+++ Document
After the Y and Z offsets, the unit of which is the degree, we are going to modify the X Offset which, unlike its two brothers, is expressed in meters. Indeed, this parameter acts only on the length of the track:
As you can see in the image above, only the track length has been divided by 2 compared to the previous image.
The parameters of the X, Y and Z offsets are the easiest to understand. We will now move on to the main course and without delay with the Angle Y parameter:
What exactly does the Angle Y parameter do? The Y angle (in the cubic and not the Y angle of position) returns the tangent of the X and Y axes. Here, The tangent is the result of the opposite side by the adjacent side. The opposite side is the Y axis symbolized in EEP by a green circle at the right end of the track section. The X axis is symbolized by the red double arrow line. The white dotted lines symbolize a cube to help you mentally reproduce a projection in space.
Therefore, at the starting point of the tangent with an angle of 20 °, the track describes a curve at a height of 20 ° symbolized in the diagram by a dotted green line. Here we have a positive value of 20 °, that’s why the track starts to descend (for the sake of clarity, I raised the track above the ground surface) because the angle pushes the track outwards. Conversely, if we had entered a negative angle of -20 °, the track would start to climb.
++++++
§ **Set tasks**:
**A)** List every track parameter named in the text on track offsets.
**B)** Rewrite the listing from its first line through the line containing "reminder-group: 开通对账单提醒服务: [0, 470, 1080, 592]", inclusive, with "toggle-knob" replaced by "switch-knob" and nothing else changed.
+++ Record set
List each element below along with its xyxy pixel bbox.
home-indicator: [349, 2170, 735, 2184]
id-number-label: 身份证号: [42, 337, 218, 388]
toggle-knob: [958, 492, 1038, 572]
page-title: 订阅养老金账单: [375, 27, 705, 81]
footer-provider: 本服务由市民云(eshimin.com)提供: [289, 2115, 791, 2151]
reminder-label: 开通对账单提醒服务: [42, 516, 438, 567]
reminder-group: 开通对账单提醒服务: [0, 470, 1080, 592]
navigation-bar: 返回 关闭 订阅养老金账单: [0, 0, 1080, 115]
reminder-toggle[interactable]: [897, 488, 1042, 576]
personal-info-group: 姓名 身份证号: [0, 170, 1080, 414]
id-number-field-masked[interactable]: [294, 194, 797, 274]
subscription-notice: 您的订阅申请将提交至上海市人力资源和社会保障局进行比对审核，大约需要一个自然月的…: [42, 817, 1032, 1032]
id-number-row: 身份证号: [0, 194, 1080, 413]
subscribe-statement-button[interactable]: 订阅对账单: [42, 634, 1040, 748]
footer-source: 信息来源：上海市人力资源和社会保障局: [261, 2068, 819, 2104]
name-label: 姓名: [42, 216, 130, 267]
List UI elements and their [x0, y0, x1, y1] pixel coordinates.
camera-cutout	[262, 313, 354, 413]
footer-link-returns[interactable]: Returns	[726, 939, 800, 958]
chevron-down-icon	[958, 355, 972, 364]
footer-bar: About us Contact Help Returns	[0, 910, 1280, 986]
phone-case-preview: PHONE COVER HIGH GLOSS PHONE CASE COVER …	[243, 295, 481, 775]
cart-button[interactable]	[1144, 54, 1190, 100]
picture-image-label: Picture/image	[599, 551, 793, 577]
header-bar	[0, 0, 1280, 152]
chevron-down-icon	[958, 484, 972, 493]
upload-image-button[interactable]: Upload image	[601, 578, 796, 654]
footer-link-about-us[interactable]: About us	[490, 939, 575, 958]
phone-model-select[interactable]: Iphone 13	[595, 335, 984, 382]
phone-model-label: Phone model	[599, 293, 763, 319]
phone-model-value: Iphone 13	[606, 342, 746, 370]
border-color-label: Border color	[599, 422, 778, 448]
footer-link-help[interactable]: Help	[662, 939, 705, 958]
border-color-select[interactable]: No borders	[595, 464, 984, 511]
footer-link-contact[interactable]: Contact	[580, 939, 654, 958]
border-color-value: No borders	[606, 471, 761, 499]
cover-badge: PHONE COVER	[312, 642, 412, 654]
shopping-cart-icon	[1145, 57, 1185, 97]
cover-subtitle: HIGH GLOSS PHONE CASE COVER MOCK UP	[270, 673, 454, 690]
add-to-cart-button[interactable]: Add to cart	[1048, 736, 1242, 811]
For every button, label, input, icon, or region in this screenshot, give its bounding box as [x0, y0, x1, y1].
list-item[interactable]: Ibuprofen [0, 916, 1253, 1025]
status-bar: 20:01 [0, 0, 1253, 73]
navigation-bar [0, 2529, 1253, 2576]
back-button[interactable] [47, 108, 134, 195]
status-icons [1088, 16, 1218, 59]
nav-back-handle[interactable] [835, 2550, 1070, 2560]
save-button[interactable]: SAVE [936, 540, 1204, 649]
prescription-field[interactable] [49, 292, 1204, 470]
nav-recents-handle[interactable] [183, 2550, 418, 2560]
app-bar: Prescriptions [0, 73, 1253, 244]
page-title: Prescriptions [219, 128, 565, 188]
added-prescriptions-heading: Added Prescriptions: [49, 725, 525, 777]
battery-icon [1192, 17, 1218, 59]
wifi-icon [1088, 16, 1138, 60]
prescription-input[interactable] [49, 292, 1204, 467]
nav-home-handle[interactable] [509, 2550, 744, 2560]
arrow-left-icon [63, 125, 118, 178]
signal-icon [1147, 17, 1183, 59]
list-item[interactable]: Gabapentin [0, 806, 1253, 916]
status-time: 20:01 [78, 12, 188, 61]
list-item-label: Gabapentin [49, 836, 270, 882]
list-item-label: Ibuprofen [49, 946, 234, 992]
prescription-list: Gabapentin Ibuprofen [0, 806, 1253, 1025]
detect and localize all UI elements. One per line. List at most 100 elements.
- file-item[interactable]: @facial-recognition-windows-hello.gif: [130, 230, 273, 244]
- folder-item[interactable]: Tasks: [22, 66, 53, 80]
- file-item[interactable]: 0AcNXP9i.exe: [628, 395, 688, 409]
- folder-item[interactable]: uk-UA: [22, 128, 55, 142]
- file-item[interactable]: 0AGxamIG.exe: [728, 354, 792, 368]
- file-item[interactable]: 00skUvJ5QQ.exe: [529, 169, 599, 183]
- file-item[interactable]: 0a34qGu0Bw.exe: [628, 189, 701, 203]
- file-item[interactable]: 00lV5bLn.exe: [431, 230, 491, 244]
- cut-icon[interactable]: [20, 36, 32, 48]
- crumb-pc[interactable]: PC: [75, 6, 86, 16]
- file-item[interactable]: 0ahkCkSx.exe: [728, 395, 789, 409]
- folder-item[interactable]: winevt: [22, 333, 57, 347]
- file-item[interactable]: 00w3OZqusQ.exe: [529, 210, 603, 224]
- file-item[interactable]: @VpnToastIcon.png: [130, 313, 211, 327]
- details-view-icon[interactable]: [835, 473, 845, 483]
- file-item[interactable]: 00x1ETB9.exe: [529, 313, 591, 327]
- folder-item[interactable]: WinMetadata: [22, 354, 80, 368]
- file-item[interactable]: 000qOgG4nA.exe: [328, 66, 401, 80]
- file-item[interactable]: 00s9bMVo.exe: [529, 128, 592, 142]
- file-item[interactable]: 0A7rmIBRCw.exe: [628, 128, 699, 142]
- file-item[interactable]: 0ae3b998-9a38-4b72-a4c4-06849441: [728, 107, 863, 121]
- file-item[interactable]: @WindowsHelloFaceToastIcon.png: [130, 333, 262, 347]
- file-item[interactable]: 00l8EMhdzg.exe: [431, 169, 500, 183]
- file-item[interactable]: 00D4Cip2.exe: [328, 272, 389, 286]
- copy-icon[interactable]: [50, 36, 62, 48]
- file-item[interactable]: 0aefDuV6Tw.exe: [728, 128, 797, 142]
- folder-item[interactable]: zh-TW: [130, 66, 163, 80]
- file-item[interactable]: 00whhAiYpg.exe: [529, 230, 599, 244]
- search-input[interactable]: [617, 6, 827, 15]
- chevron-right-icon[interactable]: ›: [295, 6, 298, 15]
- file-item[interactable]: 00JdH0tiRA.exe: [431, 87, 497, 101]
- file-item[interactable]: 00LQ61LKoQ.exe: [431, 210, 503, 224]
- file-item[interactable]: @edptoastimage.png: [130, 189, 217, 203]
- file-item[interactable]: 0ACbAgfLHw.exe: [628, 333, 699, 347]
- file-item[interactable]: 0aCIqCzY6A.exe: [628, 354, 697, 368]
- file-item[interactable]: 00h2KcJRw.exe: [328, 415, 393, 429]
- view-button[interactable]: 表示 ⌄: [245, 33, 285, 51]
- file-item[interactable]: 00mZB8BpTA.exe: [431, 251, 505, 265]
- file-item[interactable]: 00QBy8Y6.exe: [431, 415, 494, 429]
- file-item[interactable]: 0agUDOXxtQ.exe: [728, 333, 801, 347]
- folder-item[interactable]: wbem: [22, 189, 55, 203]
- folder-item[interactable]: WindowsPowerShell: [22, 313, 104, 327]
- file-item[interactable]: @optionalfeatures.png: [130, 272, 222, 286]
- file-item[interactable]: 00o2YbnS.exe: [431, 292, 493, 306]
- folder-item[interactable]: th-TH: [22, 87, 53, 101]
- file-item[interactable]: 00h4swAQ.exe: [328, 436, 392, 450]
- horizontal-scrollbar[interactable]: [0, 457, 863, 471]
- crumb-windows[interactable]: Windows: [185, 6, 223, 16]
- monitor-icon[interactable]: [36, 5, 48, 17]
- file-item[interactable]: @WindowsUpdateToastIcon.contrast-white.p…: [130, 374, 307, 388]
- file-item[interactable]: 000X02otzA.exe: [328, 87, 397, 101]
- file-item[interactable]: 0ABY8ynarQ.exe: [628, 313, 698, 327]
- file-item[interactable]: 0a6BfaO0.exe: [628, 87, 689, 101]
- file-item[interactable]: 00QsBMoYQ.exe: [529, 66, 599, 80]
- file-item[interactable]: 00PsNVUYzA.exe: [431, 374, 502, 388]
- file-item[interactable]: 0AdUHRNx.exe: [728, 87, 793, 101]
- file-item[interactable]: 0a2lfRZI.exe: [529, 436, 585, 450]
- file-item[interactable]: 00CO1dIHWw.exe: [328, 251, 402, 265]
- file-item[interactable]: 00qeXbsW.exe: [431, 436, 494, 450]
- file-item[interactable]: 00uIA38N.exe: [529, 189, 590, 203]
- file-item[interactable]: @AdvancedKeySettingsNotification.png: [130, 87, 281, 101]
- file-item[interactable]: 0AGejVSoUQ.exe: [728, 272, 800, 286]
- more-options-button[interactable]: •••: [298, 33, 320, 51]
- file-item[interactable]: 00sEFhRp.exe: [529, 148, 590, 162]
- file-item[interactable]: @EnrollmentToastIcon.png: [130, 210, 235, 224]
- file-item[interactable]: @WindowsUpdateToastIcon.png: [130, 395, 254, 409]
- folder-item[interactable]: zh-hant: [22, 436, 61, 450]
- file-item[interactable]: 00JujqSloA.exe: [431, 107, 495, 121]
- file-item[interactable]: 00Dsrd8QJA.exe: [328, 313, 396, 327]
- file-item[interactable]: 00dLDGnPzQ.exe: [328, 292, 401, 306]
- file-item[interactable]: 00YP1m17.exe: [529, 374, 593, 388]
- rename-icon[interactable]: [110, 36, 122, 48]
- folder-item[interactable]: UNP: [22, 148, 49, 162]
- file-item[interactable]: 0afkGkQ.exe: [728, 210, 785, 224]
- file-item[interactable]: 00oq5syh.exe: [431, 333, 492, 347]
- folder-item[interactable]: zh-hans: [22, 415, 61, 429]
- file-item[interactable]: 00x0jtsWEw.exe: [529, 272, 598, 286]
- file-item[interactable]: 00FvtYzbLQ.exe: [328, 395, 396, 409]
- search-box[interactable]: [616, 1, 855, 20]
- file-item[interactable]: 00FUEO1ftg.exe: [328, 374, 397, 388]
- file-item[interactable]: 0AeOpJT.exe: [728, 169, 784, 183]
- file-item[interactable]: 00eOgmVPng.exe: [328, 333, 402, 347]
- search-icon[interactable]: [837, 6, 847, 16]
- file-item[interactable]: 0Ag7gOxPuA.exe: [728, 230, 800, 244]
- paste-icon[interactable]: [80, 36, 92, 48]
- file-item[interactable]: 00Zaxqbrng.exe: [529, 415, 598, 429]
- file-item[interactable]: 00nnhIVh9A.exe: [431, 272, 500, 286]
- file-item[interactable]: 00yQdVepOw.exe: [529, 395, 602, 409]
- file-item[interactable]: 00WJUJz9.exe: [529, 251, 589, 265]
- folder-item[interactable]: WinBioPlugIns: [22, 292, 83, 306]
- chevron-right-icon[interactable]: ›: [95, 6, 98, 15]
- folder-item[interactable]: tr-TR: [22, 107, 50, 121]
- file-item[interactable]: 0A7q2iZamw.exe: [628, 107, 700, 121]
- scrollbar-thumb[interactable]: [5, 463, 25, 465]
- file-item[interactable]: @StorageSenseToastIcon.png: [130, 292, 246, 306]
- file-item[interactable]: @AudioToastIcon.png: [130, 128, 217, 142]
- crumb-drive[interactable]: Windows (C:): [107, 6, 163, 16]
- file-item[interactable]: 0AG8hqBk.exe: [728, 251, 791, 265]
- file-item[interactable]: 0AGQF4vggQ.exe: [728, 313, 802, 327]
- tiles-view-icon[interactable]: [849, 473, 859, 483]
++++++
§ **Per-task answers**:
**A)** Y Offset, Z Offset, X Offset, Angle Y

**B)**
List each element below along with its xyxy pixel bbox.
home-indicator: [349, 2170, 735, 2184]
id-number-label: 身份证号: [42, 337, 218, 388]
switch-knob: [958, 492, 1038, 572]
page-title: 订阅养老金账单: [375, 27, 705, 81]
footer-provider: 本服务由市民云(eshimin.com)提供: [289, 2115, 791, 2151]
reminder-label: 开通对账单提醒服务: [42, 516, 438, 567]
reminder-group: 开通对账单提醒服务: [0, 470, 1080, 592]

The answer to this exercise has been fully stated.